> _WHAT TO WORK ON_: Extract the material from its first line through the line containing "svg-text:Use GenAI at", inclusive, and reproduce those lines verbatim.

> _SUPPLIED RECORDS_:
══════════
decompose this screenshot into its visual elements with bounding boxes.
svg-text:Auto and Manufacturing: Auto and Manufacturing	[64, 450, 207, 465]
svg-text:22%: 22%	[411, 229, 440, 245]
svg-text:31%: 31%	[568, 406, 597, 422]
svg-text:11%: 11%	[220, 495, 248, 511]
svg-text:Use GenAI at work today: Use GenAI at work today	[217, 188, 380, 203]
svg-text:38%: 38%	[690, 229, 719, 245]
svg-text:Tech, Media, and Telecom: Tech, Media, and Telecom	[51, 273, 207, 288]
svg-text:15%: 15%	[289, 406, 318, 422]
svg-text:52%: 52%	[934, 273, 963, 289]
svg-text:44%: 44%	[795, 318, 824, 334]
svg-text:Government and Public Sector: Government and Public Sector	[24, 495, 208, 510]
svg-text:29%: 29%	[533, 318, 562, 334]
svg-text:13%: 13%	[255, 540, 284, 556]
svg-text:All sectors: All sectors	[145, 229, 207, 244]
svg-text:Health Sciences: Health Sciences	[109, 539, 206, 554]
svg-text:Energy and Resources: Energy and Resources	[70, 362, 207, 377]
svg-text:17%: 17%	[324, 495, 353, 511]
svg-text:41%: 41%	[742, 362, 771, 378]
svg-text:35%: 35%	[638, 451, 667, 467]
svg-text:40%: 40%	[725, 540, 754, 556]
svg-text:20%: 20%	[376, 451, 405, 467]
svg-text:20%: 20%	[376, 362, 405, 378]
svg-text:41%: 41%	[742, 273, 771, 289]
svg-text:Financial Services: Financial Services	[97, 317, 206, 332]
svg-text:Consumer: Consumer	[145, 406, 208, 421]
══════════
> _SOLVED PROBLEM_:
decompose this screenshot into its visual elements with bounding boxes.
svg-text:Auto and Manufacturing: Auto and Manufacturing	[64, 450, 207, 465]
svg-text:22%: 22%	[411, 229, 440, 245]
svg-text:31%: 31%	[568, 406, 597, 422]
svg-text:11%: 11%	[220, 495, 248, 511]
svg-text:Use GenAI at work today: Use GenAI at work today	[217, 188, 380, 203]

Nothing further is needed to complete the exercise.